++++ ITEMS ++++
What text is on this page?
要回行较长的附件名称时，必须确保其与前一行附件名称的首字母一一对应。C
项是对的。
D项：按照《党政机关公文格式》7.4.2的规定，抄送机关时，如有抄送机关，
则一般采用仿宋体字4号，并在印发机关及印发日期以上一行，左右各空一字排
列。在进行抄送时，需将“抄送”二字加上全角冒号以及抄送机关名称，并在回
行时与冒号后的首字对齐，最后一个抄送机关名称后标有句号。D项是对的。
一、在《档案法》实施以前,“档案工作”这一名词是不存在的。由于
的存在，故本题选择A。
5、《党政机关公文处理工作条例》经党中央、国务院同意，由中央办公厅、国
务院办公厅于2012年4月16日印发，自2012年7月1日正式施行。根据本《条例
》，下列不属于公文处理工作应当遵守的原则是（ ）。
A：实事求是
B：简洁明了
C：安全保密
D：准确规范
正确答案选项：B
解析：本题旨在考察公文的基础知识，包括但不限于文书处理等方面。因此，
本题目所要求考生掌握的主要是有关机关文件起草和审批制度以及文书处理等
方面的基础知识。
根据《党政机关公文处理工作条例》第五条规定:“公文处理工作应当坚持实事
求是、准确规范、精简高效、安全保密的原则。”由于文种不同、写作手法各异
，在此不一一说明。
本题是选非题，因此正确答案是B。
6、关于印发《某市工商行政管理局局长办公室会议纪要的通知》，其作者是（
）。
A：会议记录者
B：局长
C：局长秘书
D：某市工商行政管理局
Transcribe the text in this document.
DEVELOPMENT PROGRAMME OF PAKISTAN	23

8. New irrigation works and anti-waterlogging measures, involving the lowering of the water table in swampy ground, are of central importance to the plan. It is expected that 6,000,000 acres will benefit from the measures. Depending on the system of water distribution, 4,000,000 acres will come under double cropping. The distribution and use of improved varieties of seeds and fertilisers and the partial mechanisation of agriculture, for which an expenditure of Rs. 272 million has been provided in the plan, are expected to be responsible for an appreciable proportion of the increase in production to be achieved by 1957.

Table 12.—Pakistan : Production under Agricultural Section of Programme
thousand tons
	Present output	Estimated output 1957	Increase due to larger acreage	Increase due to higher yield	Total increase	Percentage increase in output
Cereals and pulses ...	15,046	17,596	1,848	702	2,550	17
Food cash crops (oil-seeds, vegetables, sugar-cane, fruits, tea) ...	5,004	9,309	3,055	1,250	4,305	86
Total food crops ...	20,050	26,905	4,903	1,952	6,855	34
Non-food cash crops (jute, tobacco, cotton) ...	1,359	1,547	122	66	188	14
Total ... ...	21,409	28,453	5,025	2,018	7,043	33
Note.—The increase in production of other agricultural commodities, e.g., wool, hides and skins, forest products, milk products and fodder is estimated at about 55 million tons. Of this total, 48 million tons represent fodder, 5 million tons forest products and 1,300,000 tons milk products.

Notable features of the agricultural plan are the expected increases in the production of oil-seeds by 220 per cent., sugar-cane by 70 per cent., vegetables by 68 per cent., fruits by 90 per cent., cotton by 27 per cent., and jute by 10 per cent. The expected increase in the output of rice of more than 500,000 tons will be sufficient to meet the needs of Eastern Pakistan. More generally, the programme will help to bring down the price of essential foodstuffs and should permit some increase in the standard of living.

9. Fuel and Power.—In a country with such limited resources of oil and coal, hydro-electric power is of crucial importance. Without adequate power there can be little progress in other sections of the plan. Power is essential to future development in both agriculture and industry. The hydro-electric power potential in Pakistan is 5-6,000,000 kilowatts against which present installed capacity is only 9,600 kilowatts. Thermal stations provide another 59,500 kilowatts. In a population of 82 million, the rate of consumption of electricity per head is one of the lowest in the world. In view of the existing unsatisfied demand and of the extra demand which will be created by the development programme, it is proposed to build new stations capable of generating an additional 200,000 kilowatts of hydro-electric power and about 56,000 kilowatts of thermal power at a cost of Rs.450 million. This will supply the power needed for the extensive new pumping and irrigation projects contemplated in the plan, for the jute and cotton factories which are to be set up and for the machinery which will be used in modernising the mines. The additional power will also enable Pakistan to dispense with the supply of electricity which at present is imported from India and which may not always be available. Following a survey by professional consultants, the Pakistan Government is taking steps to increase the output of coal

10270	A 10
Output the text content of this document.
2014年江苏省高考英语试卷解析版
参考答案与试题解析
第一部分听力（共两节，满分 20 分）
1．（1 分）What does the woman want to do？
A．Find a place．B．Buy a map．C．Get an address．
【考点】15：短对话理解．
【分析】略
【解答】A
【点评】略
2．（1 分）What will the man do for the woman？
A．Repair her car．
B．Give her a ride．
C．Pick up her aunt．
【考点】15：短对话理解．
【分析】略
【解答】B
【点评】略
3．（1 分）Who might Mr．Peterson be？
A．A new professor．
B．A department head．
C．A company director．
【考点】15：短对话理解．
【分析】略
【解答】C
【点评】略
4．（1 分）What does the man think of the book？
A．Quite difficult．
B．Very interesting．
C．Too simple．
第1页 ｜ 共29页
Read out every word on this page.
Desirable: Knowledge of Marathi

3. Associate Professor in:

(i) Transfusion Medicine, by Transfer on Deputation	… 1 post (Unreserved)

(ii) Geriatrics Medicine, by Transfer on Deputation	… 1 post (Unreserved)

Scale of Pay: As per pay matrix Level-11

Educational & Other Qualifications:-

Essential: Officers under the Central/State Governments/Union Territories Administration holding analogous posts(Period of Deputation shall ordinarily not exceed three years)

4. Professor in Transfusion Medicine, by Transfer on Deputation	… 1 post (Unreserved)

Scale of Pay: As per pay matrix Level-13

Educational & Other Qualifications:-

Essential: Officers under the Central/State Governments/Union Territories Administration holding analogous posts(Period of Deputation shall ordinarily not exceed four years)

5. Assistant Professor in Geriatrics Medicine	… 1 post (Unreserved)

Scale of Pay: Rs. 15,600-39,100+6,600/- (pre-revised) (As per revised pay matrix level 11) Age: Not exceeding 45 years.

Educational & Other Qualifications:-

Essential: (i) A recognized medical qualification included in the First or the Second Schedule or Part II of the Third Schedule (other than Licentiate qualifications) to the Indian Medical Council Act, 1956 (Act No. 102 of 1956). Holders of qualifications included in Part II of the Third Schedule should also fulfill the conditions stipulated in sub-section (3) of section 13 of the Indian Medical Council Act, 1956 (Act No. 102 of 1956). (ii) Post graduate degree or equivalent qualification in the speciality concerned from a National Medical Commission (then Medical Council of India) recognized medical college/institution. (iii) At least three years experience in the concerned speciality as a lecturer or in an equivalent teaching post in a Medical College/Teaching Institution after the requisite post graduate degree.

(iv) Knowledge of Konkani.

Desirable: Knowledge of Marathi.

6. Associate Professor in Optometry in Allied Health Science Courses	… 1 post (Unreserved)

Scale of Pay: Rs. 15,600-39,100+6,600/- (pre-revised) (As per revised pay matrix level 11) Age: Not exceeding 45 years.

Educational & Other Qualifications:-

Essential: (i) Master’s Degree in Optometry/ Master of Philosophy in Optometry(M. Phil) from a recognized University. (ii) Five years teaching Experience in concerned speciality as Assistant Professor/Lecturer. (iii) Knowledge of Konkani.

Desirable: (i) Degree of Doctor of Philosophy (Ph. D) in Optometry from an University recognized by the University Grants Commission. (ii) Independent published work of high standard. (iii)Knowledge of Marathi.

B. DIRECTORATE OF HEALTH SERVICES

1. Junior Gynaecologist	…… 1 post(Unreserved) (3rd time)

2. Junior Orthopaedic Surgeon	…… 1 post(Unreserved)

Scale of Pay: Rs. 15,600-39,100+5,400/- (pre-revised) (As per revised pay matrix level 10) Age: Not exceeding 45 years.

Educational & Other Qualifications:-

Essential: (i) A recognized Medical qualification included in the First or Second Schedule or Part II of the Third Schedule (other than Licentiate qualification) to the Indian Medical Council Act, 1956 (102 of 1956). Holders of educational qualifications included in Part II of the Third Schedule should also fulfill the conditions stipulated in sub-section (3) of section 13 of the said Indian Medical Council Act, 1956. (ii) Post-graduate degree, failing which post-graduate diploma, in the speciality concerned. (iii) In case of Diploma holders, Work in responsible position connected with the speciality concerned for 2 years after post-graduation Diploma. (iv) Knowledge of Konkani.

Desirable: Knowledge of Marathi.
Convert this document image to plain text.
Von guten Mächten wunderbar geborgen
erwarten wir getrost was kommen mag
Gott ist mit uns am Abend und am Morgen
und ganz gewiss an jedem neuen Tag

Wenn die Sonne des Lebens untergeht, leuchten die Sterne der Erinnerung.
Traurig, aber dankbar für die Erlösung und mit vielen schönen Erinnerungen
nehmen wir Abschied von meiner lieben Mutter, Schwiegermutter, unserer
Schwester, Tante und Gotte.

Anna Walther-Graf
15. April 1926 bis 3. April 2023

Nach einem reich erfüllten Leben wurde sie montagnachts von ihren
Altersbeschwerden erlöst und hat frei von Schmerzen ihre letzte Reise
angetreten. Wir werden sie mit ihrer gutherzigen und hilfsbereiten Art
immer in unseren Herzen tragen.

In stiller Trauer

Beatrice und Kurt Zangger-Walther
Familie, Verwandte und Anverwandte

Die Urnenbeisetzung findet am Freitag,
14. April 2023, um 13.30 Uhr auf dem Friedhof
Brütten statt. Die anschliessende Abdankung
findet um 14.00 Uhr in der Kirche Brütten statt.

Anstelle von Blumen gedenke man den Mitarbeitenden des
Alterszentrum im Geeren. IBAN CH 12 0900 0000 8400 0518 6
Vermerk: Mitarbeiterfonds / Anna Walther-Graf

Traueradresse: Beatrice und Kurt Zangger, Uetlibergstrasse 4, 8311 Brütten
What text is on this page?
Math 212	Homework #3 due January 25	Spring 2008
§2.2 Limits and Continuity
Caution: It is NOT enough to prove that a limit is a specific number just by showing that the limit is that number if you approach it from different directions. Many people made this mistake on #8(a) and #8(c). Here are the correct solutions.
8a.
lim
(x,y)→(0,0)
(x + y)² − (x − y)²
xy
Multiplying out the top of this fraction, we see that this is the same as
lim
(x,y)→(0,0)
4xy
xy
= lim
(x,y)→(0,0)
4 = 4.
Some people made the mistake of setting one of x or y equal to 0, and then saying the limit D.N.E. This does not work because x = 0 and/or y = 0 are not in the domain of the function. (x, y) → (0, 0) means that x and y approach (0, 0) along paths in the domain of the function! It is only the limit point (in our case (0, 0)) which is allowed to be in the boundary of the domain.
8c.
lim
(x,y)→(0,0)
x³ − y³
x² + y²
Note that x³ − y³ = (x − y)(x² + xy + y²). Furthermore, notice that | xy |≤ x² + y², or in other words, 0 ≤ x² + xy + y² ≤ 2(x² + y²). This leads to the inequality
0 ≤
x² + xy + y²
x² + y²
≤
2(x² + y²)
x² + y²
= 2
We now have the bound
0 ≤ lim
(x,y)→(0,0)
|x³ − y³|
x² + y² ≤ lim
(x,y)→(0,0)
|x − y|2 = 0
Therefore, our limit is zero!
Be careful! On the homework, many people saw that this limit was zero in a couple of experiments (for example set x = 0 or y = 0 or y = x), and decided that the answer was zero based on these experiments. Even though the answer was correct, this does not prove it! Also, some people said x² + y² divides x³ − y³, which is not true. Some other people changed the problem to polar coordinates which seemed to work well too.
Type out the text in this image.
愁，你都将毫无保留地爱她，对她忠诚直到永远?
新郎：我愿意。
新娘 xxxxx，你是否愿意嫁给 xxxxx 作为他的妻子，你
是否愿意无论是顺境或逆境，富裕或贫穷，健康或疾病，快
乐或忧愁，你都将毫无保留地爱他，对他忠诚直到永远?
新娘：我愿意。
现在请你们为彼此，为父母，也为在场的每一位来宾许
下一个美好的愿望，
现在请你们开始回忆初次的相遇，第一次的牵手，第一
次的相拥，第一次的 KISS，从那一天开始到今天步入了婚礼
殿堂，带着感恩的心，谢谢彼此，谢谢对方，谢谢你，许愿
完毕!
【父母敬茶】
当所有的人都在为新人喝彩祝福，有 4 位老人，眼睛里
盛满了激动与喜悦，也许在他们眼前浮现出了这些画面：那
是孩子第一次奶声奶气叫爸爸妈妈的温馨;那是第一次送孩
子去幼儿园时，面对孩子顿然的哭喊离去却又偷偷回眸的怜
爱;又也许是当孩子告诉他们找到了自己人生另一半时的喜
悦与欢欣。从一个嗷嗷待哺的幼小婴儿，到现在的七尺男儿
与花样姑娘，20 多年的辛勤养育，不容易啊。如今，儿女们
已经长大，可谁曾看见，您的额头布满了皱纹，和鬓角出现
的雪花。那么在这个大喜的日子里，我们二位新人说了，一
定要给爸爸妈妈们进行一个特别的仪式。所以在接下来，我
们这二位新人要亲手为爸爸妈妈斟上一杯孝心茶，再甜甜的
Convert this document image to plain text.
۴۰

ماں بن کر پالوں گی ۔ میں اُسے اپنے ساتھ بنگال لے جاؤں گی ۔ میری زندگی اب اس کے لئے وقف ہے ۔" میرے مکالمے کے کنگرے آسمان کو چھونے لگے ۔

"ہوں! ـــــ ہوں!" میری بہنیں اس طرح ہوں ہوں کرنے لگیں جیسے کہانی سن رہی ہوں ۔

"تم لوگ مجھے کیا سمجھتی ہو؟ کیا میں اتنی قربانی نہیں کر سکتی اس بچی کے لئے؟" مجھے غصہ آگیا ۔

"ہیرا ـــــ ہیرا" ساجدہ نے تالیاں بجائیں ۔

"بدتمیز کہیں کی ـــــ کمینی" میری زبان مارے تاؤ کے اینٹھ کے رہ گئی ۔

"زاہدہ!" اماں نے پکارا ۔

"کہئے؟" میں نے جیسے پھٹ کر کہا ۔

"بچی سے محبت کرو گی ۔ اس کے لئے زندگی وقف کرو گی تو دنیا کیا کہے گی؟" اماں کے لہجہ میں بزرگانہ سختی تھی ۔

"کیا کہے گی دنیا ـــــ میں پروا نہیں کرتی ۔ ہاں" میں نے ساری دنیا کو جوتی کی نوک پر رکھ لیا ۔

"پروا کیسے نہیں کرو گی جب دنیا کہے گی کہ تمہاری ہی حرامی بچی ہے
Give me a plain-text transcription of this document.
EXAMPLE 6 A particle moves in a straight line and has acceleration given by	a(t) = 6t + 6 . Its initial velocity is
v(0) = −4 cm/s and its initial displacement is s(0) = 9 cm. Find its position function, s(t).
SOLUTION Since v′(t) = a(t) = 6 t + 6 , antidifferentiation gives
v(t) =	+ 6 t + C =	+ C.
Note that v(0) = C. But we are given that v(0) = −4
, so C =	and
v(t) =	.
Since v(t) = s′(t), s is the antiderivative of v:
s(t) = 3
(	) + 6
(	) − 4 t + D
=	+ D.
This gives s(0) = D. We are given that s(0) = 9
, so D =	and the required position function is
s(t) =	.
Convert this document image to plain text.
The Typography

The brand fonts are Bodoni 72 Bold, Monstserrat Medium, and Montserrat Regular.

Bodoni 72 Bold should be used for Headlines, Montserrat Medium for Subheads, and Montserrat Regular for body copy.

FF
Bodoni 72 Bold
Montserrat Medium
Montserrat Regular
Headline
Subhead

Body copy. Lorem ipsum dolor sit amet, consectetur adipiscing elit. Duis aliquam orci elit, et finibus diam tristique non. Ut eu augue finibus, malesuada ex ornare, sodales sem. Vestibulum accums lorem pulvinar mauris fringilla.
++++
◆ TASK STATEMENT
Scan the lines for the string "دنیا". Pick out every line that has it.

◆ RESULT
"بچی سے محبت کرو گی ۔ اس کے لئے زندگی وقف کرو گی تو دنیا کیا کہے گی؟" اماں کے لہجہ میں بزرگانہ سختی تھی ۔
"کیا کہے گی دنیا ـــــ میں پروا نہیں کرتی ۔ ہاں" میں نے ساری دنیا کو جوتی کی نوک پر رکھ لیا ۔
"پروا کیسے نہیں کرو گی جب دنیا کہے گی کہ تمہاری ہی حرامی بچی ہے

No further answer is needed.